Recorded data:
════
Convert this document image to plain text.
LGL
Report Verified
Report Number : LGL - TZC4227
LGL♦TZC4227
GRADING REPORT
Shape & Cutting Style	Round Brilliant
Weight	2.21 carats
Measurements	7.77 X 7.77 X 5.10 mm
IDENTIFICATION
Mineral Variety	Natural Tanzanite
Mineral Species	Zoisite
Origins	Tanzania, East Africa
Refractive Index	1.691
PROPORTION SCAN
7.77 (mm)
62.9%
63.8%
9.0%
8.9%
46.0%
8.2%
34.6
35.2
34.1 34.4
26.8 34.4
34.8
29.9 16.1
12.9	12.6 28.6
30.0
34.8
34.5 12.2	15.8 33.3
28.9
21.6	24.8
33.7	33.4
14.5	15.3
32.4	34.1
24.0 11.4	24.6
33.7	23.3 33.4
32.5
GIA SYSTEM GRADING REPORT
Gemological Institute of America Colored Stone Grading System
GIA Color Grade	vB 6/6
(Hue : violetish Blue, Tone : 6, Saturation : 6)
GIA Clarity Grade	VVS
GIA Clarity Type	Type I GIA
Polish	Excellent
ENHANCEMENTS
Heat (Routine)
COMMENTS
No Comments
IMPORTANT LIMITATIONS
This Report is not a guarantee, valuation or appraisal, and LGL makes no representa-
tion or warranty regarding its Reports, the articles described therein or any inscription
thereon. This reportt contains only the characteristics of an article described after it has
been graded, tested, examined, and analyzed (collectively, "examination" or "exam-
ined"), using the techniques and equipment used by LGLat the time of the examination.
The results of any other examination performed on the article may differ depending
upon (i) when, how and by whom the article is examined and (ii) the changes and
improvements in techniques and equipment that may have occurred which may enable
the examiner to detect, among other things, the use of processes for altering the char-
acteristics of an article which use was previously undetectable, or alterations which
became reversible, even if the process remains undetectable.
════
Look through the listing above. Pick out each line with "described" and copy it.

• Response to the exercise:
tion or warranty regarding its Reports, the articles described therein or any inscription
thereon. This reportt contains only the characteristics of an article described after it has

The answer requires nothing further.